__WORK TO DO__. Look below. Copy each line that has "Matched" in it.

__GIVEN RECORDS__.

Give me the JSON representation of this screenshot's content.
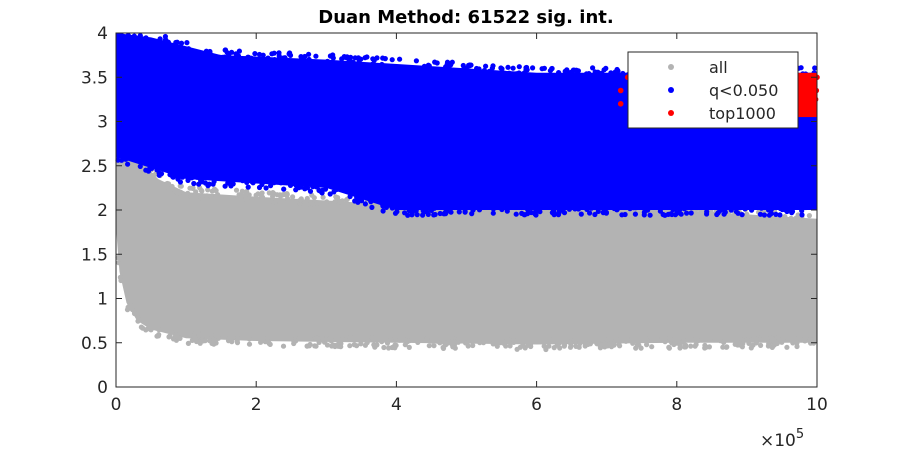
{
  "chart_data": {
    "type": "scatter",
    "title": "Duan Method: 61522 sig. int.",
    "xlabel": "",
    "ylabel": "",
    "xlim": [
      0,
      1000000
    ],
    "ylim": [
      0,
      4
    ],
    "x_ticks": [
      0,
      200000,
      400000,
      600000,
      800000,
      1000000
    ],
    "x_tick_labels": [
      "0",
      "2",
      "4",
      "6",
      "8",
      "10"
    ],
    "y_ticks": [
      0,
      0.5,
      1,
      1.5,
      2,
      2.5,
      3,
      3.5,
      4
    ],
    "y_tick_labels": [
      "0",
      "0.5",
      "1",
      "1.5",
      "2",
      "2.5",
      "3",
      "3.5",
      "4"
    ],
    "x_exponent_base": "×10",
    "x_exponent_power": "5",
    "grid": false,
    "legend_position": "top-right",
    "series": [
      {
        "name": "all",
        "color": "#b3b3b3",
        "region": {
          "x_range": [
            0,
            1000000
          ],
          "lower_bound": [
            [
              0,
              1.8
            ],
            [
              5000,
              1.3
            ],
            [
              15000,
              0.95
            ],
            [
              30000,
              0.75
            ],
            [
              50000,
              0.65
            ],
            [
              100000,
              0.55
            ],
            [
              200000,
              0.52
            ],
            [
              400000,
              0.5
            ],
            [
              600000,
              0.48
            ],
            [
              800000,
              0.5
            ],
            [
              1000000,
              0.5
            ]
          ],
          "upper_bound": [
            [
              0,
              3.2
            ],
            [
              10000,
              2.9
            ],
            [
              30000,
              2.6
            ],
            [
              60000,
              2.35
            ],
            [
              100000,
              2.2
            ],
            [
              200000,
              2.15
            ],
            [
              320000,
              2.1
            ],
            [
              400000,
              2.05
            ],
            [
              600000,
              2.0
            ],
            [
              800000,
              2.0
            ],
            [
              1000000,
              1.9
            ]
          ]
        }
      },
      {
        "name": "q<0.050",
        "color": "#0000ff",
        "region": {
          "x_range": [
            0,
            1000000
          ],
          "lower_bound": [
            [
              0,
              2.6
            ],
            [
              40000,
              2.5
            ],
            [
              100000,
              2.35
            ],
            [
              200000,
              2.3
            ],
            [
              300000,
              2.25
            ],
            [
              400000,
              2.0
            ],
            [
              600000,
              2.0
            ],
            [
              800000,
              2.0
            ],
            [
              1000000,
              2.0
            ]
          ],
          "upper_bound": [
            [
              0,
              4.0
            ],
            [
              50000,
              3.95
            ],
            [
              100000,
              3.85
            ],
            [
              150000,
              3.75
            ],
            [
              300000,
              3.7
            ],
            [
              500000,
              3.6
            ],
            [
              600000,
              3.55
            ],
            [
              800000,
              3.55
            ],
            [
              1000000,
              3.55
            ]
          ]
        }
      },
      {
        "name": "top1000",
        "color": "#ff0000",
        "points": [
          [
            720000,
            3.2
          ],
          [
            720000,
            3.35
          ],
          [
            730000,
            3.5
          ],
          [
            750000,
            3.3
          ],
          [
            780000,
            3.45
          ],
          [
            800000,
            3.5
          ],
          [
            830000,
            3.4
          ],
          [
            860000,
            3.5
          ],
          [
            880000,
            3.3
          ],
          [
            900000,
            3.5
          ],
          [
            920000,
            3.45
          ],
          [
            940000,
            3.5
          ],
          [
            960000,
            3.4
          ],
          [
            975000,
            3.5
          ],
          [
            985000,
            3.3
          ],
          [
            990000,
            3.2
          ],
          [
            995000,
            3.1
          ],
          [
            998000,
            3.25
          ],
          [
            999000,
            3.35
          ],
          [
            1000000,
            3.5
          ]
        ],
        "band": {
          "x_range": [
            940000,
            1000000
          ],
          "y_range": [
            3.05,
            3.55
          ]
        }
      }
    ]
  }
}
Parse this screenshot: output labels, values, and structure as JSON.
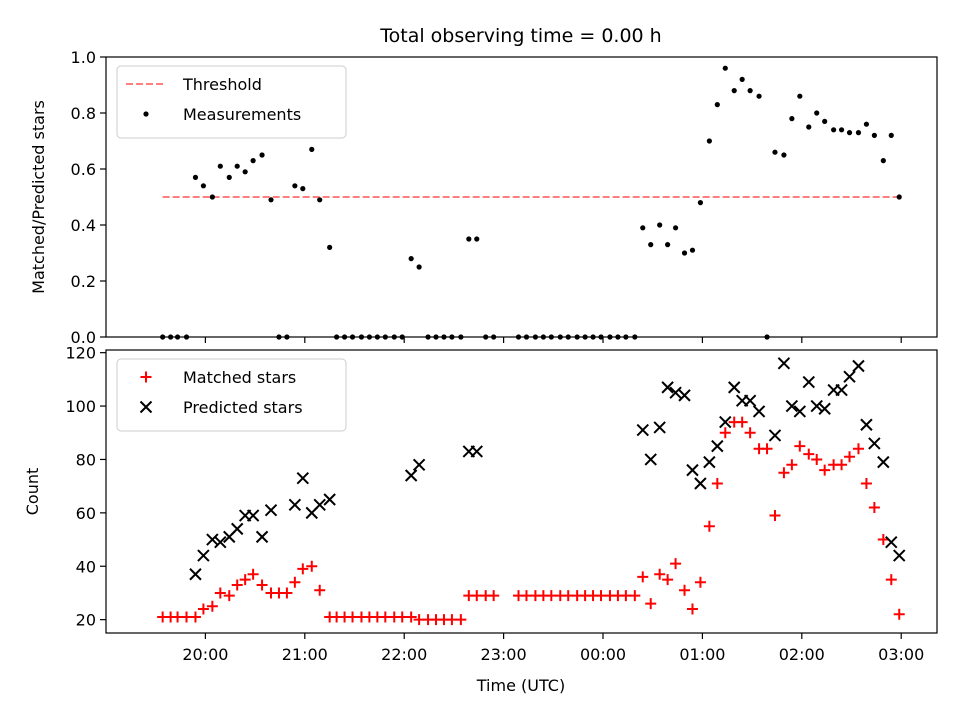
{
  "figure": {
    "title": "Total observing time = 0.00 h",
    "xlabel": "Time (UTC)"
  },
  "chart_data": [
    {
      "type": "scatter",
      "ylabel": "Matched/Predicted stars",
      "ylim": [
        0,
        1.0
      ],
      "yticks": [
        "0.0",
        "0.2",
        "0.4",
        "0.6",
        "0.8",
        "1.0"
      ],
      "xlim": [
        19.0,
        27.36
      ],
      "legend_position": "top-left",
      "threshold": {
        "name": "Threshold",
        "value": 0.5,
        "x_start": 19.57,
        "x_end": 27.0,
        "color": "#ff0000"
      },
      "series": [
        {
          "name": "Measurements",
          "color": "#000000",
          "points": [
            [
              19.57,
              0
            ],
            [
              19.65,
              0
            ],
            [
              19.72,
              0
            ],
            [
              19.81,
              0
            ],
            [
              19.9,
              0.57
            ],
            [
              19.98,
              0.54
            ],
            [
              20.07,
              0.5
            ],
            [
              20.15,
              0.61
            ],
            [
              20.24,
              0.57
            ],
            [
              20.32,
              0.61
            ],
            [
              20.4,
              0.59
            ],
            [
              20.48,
              0.63
            ],
            [
              20.57,
              0.65
            ],
            [
              20.66,
              0.49
            ],
            [
              20.74,
              0
            ],
            [
              20.82,
              0
            ],
            [
              20.9,
              0.54
            ],
            [
              20.98,
              0.53
            ],
            [
              21.07,
              0.67
            ],
            [
              21.15,
              0.49
            ],
            [
              21.25,
              0.32
            ],
            [
              21.32,
              0
            ],
            [
              21.4,
              0
            ],
            [
              21.48,
              0
            ],
            [
              21.57,
              0
            ],
            [
              21.65,
              0
            ],
            [
              21.73,
              0
            ],
            [
              21.81,
              0
            ],
            [
              21.9,
              0
            ],
            [
              21.98,
              0
            ],
            [
              22.07,
              0.28
            ],
            [
              22.15,
              0.25
            ],
            [
              22.24,
              0
            ],
            [
              22.32,
              0
            ],
            [
              22.4,
              0
            ],
            [
              22.48,
              0
            ],
            [
              22.57,
              0
            ],
            [
              22.65,
              0.35
            ],
            [
              22.73,
              0.35
            ],
            [
              22.82,
              0
            ],
            [
              22.9,
              0
            ],
            [
              23.15,
              0
            ],
            [
              23.23,
              0
            ],
            [
              23.32,
              0
            ],
            [
              23.4,
              0
            ],
            [
              23.48,
              0
            ],
            [
              23.57,
              0
            ],
            [
              23.65,
              0
            ],
            [
              23.74,
              0
            ],
            [
              23.82,
              0
            ],
            [
              23.9,
              0
            ],
            [
              23.98,
              0
            ],
            [
              24.07,
              0
            ],
            [
              24.15,
              0
            ],
            [
              24.23,
              0
            ],
            [
              24.32,
              0
            ],
            [
              24.4,
              0.39
            ],
            [
              24.48,
              0.33
            ],
            [
              24.57,
              0.4
            ],
            [
              24.65,
              0.33
            ],
            [
              24.73,
              0.39
            ],
            [
              24.82,
              0.3
            ],
            [
              24.9,
              0.31
            ],
            [
              24.98,
              0.48
            ],
            [
              25.07,
              0.7
            ],
            [
              25.15,
              0.83
            ],
            [
              25.23,
              0.96
            ],
            [
              25.32,
              0.88
            ],
            [
              25.4,
              0.92
            ],
            [
              25.48,
              0.88
            ],
            [
              25.57,
              0.86
            ],
            [
              25.65,
              0
            ],
            [
              25.73,
              0.66
            ],
            [
              25.82,
              0.65
            ],
            [
              25.9,
              0.78
            ],
            [
              25.98,
              0.86
            ],
            [
              26.07,
              0.75
            ],
            [
              26.15,
              0.8
            ],
            [
              26.23,
              0.77
            ],
            [
              26.32,
              0.74
            ],
            [
              26.4,
              0.74
            ],
            [
              26.48,
              0.73
            ],
            [
              26.57,
              0.73
            ],
            [
              26.65,
              0.76
            ],
            [
              26.73,
              0.72
            ],
            [
              26.82,
              0.63
            ],
            [
              26.9,
              0.72
            ],
            [
              26.98,
              0.5
            ]
          ]
        }
      ]
    },
    {
      "type": "scatter",
      "ylabel": "Count",
      "ylim": [
        15,
        121
      ],
      "yticks": [
        "20",
        "40",
        "60",
        "80",
        "100",
        "120"
      ],
      "xlim": [
        19.0,
        27.36
      ],
      "xticks": [
        {
          "value": 20,
          "label": "20:00"
        },
        {
          "value": 21,
          "label": "21:00"
        },
        {
          "value": 22,
          "label": "22:00"
        },
        {
          "value": 23,
          "label": "23:00"
        },
        {
          "value": 24,
          "label": "00:00"
        },
        {
          "value": 25,
          "label": "01:00"
        },
        {
          "value": 26,
          "label": "02:00"
        },
        {
          "value": 27,
          "label": "03:00"
        }
      ],
      "legend_position": "top-left",
      "series": [
        {
          "name": "Matched stars",
          "color": "#ff0000",
          "marker": "plus",
          "points": [
            [
              19.57,
              21
            ],
            [
              19.65,
              21
            ],
            [
              19.72,
              21
            ],
            [
              19.81,
              21
            ],
            [
              19.9,
              21
            ],
            [
              19.98,
              24
            ],
            [
              20.07,
              25
            ],
            [
              20.15,
              30
            ],
            [
              20.24,
              29
            ],
            [
              20.32,
              33
            ],
            [
              20.4,
              35
            ],
            [
              20.48,
              37
            ],
            [
              20.57,
              33
            ],
            [
              20.66,
              30
            ],
            [
              20.74,
              30
            ],
            [
              20.82,
              30
            ],
            [
              20.9,
              34
            ],
            [
              20.98,
              39
            ],
            [
              21.07,
              40
            ],
            [
              21.15,
              31
            ],
            [
              21.25,
              21
            ],
            [
              21.32,
              21
            ],
            [
              21.4,
              21
            ],
            [
              21.48,
              21
            ],
            [
              21.57,
              21
            ],
            [
              21.65,
              21
            ],
            [
              21.73,
              21
            ],
            [
              21.81,
              21
            ],
            [
              21.9,
              21
            ],
            [
              21.98,
              21
            ],
            [
              22.07,
              21
            ],
            [
              22.15,
              20
            ],
            [
              22.24,
              20
            ],
            [
              22.32,
              20
            ],
            [
              22.4,
              20
            ],
            [
              22.48,
              20
            ],
            [
              22.57,
              20
            ],
            [
              22.65,
              29
            ],
            [
              22.73,
              29
            ],
            [
              22.82,
              29
            ],
            [
              22.9,
              29
            ],
            [
              23.15,
              29
            ],
            [
              23.23,
              29
            ],
            [
              23.32,
              29
            ],
            [
              23.4,
              29
            ],
            [
              23.48,
              29
            ],
            [
              23.57,
              29
            ],
            [
              23.65,
              29
            ],
            [
              23.74,
              29
            ],
            [
              23.82,
              29
            ],
            [
              23.9,
              29
            ],
            [
              23.98,
              29
            ],
            [
              24.07,
              29
            ],
            [
              24.15,
              29
            ],
            [
              24.23,
              29
            ],
            [
              24.32,
              29
            ],
            [
              24.4,
              36
            ],
            [
              24.48,
              26
            ],
            [
              24.57,
              37
            ],
            [
              24.65,
              35
            ],
            [
              24.73,
              41
            ],
            [
              24.82,
              31
            ],
            [
              24.9,
              24
            ],
            [
              24.98,
              34
            ],
            [
              25.07,
              55
            ],
            [
              25.15,
              71
            ],
            [
              25.23,
              90
            ],
            [
              25.32,
              94
            ],
            [
              25.4,
              94
            ],
            [
              25.48,
              90
            ],
            [
              25.57,
              84
            ],
            [
              25.65,
              84
            ],
            [
              25.73,
              59
            ],
            [
              25.82,
              75
            ],
            [
              25.9,
              78
            ],
            [
              25.98,
              85
            ],
            [
              26.07,
              82
            ],
            [
              26.15,
              80
            ],
            [
              26.23,
              76
            ],
            [
              26.32,
              78
            ],
            [
              26.4,
              78
            ],
            [
              26.48,
              81
            ],
            [
              26.57,
              84
            ],
            [
              26.65,
              71
            ],
            [
              26.73,
              62
            ],
            [
              26.82,
              50
            ],
            [
              26.9,
              35
            ],
            [
              26.98,
              22
            ]
          ]
        },
        {
          "name": "Predicted stars",
          "color": "#000000",
          "marker": "x",
          "points": [
            [
              19.9,
              37
            ],
            [
              19.98,
              44
            ],
            [
              20.07,
              50
            ],
            [
              20.15,
              49
            ],
            [
              20.24,
              51
            ],
            [
              20.32,
              54
            ],
            [
              20.4,
              59
            ],
            [
              20.48,
              59
            ],
            [
              20.57,
              51
            ],
            [
              20.66,
              61
            ],
            [
              20.9,
              63
            ],
            [
              20.98,
              73
            ],
            [
              21.07,
              60
            ],
            [
              21.15,
              63
            ],
            [
              21.25,
              65
            ],
            [
              22.07,
              74
            ],
            [
              22.15,
              78
            ],
            [
              22.65,
              83
            ],
            [
              22.73,
              83
            ],
            [
              24.4,
              91
            ],
            [
              24.48,
              80
            ],
            [
              24.57,
              92
            ],
            [
              24.65,
              107
            ],
            [
              24.73,
              105
            ],
            [
              24.82,
              104
            ],
            [
              24.9,
              76
            ],
            [
              24.98,
              71
            ],
            [
              25.07,
              79
            ],
            [
              25.15,
              85
            ],
            [
              25.23,
              94
            ],
            [
              25.32,
              107
            ],
            [
              25.4,
              102
            ],
            [
              25.48,
              102
            ],
            [
              25.57,
              98
            ],
            [
              25.73,
              89
            ],
            [
              25.82,
              116
            ],
            [
              25.9,
              100
            ],
            [
              25.98,
              98
            ],
            [
              26.07,
              109
            ],
            [
              26.15,
              100
            ],
            [
              26.23,
              99
            ],
            [
              26.32,
              106
            ],
            [
              26.4,
              106
            ],
            [
              26.48,
              111
            ],
            [
              26.57,
              115
            ],
            [
              26.65,
              93
            ],
            [
              26.73,
              86
            ],
            [
              26.82,
              79
            ],
            [
              26.9,
              49
            ],
            [
              26.98,
              44
            ]
          ]
        }
      ]
    }
  ]
}
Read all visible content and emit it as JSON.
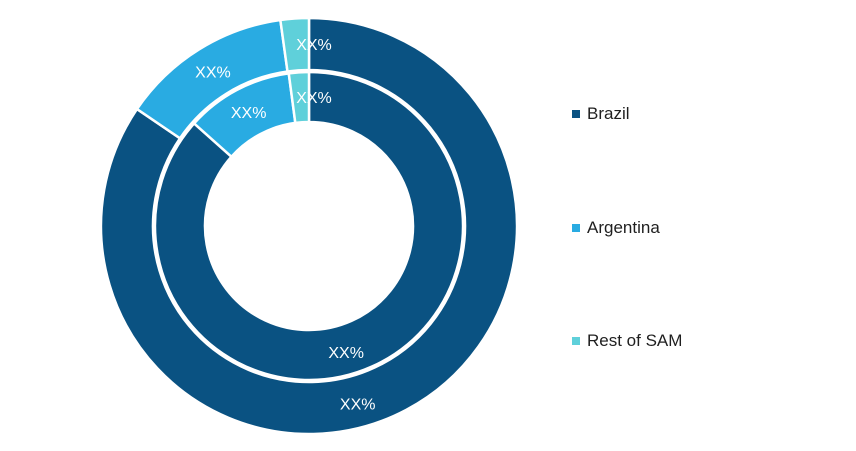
{
  "chart_data": {
    "type": "pie",
    "variant": "nested-donut",
    "categories": [
      "Brazil",
      "Argentina",
      "Rest of SAM"
    ],
    "colors": [
      "#0a5282",
      "#29abe2",
      "#5fd0da"
    ],
    "series": [
      {
        "ring": "outer",
        "values": [
          84.5,
          13.3,
          2.2
        ],
        "labels": [
          "XX%",
          "XX%",
          "XX%"
        ]
      },
      {
        "ring": "inner",
        "values": [
          86.6,
          11.3,
          2.1
        ],
        "labels": [
          "XX%",
          "XX%",
          "XX%"
        ]
      }
    ],
    "legend": {
      "position": "right",
      "entries": [
        "Brazil",
        "Argentina",
        "Rest of SAM"
      ]
    }
  }
}
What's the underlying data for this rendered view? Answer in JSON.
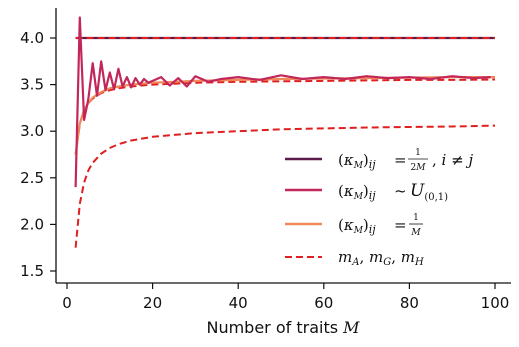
{
  "chart_data": {
    "type": "line",
    "title": "",
    "xlabel": "Number of traits",
    "xlabel_symbol": "M",
    "ylabel": "",
    "xlim": [
      0,
      101
    ],
    "ylim": [
      1.4,
      4.33
    ],
    "xticks": [
      0,
      20,
      40,
      60,
      80,
      100
    ],
    "xtick_labels": [
      "0",
      "20",
      "40",
      "60",
      "80",
      "100"
    ],
    "yticks": [
      1.5,
      2.0,
      2.5,
      3.0,
      3.5,
      4.0
    ],
    "ytick_labels": [
      "1.5",
      "2.0",
      "2.5",
      "3.0",
      "3.5",
      "4.0"
    ],
    "grid": false,
    "legend_position": "lower-right",
    "series": [
      {
        "name": "(κ_M)_ij = 1/(2M), i ≠ j",
        "color": "#5b1a4a",
        "style": "solid",
        "x": [
          2,
          100
        ],
        "y": [
          4.0,
          4.0
        ]
      },
      {
        "name": "(κ_M)_ij ~ U(0,1)",
        "color": "#c2275a",
        "style": "solid",
        "x": [
          2,
          3,
          4,
          5,
          6,
          7,
          8,
          9,
          10,
          11,
          12,
          13,
          14,
          15,
          16,
          17,
          18,
          19,
          20,
          22,
          24,
          26,
          28,
          30,
          33,
          36,
          40,
          45,
          50,
          55,
          60,
          65,
          70,
          75,
          80,
          85,
          90,
          95,
          99
        ],
        "y": [
          2.4,
          4.22,
          3.12,
          3.35,
          3.73,
          3.38,
          3.75,
          3.44,
          3.63,
          3.45,
          3.67,
          3.48,
          3.58,
          3.47,
          3.57,
          3.5,
          3.56,
          3.52,
          3.54,
          3.58,
          3.49,
          3.57,
          3.48,
          3.59,
          3.53,
          3.56,
          3.58,
          3.55,
          3.6,
          3.56,
          3.58,
          3.56,
          3.59,
          3.57,
          3.58,
          3.56,
          3.59,
          3.57,
          3.58
        ]
      },
      {
        "name": "(κ_M)_ij = 1/M",
        "color": "#f0885a",
        "style": "solid",
        "x": [
          2,
          3,
          4,
          5,
          6,
          8,
          10,
          12,
          15,
          20,
          25,
          30,
          40,
          50,
          60,
          70,
          80,
          90,
          100
        ],
        "y": [
          2.75,
          3.08,
          3.23,
          3.3,
          3.36,
          3.42,
          3.46,
          3.48,
          3.5,
          3.52,
          3.53,
          3.54,
          3.55,
          3.56,
          3.565,
          3.57,
          3.575,
          3.58,
          3.58
        ]
      },
      {
        "name": "m_A, m_G, m_H",
        "color": "#e01f1f",
        "style": "dashed",
        "lines": [
          {
            "x": [
              2,
              100
            ],
            "y": [
              4.0,
              4.0
            ]
          },
          {
            "x": [
              2,
              3,
              4,
              5,
              6,
              8,
              10,
              12,
              15,
              20,
              25,
              30,
              40,
              50,
              60,
              70,
              80,
              90,
              100
            ],
            "y": [
              2.75,
              3.08,
              3.23,
              3.3,
              3.35,
              3.41,
              3.44,
              3.46,
              3.48,
              3.5,
              3.51,
              3.52,
              3.53,
              3.535,
              3.54,
              3.545,
              3.55,
              3.55,
              3.555
            ]
          },
          {
            "x": [
              2,
              3,
              4,
              5,
              6,
              8,
              10,
              12,
              15,
              20,
              25,
              30,
              40,
              50,
              60,
              70,
              80,
              90,
              100
            ],
            "y": [
              1.75,
              2.22,
              2.45,
              2.58,
              2.66,
              2.76,
              2.82,
              2.86,
              2.9,
              2.94,
              2.96,
              2.98,
              3.0,
              3.02,
              3.03,
              3.04,
              3.045,
              3.05,
              3.06
            ]
          }
        ]
      }
    ]
  }
}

__THE OUTPUT__.
      "ylabel": "Matched/Predicted stars",
          "name": "Matched stars",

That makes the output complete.